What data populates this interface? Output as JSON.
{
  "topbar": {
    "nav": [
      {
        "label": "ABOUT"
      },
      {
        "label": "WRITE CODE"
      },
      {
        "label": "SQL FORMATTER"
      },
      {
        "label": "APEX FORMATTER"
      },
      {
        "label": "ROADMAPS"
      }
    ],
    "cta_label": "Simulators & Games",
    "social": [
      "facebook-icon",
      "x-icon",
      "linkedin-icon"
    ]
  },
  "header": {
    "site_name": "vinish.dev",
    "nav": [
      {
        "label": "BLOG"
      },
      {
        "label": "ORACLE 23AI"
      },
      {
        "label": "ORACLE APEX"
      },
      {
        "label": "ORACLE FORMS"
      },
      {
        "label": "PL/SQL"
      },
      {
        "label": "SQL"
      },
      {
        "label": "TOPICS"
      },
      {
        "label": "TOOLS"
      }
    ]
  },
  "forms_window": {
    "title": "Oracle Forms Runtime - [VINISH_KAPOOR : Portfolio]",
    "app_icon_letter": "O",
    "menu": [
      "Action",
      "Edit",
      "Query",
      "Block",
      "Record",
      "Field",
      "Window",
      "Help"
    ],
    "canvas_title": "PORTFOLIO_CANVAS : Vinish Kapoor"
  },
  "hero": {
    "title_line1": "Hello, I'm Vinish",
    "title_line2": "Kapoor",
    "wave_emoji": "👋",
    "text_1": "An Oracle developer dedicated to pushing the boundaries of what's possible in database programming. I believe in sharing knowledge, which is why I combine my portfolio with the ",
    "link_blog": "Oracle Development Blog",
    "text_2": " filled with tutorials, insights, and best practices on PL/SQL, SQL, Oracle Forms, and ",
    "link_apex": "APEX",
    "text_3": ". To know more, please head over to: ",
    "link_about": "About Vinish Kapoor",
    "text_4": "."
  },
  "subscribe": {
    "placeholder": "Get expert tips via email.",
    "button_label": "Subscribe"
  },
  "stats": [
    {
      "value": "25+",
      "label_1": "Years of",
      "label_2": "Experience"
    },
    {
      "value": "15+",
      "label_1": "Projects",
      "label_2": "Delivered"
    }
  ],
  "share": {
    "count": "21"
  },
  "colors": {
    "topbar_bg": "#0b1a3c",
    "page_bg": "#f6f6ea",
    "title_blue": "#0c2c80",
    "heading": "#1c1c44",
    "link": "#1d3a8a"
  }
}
---+---
- Job: Exactly how many lines of the listing above contain the string "with"? Give no more than the number.

- Problem solution: 2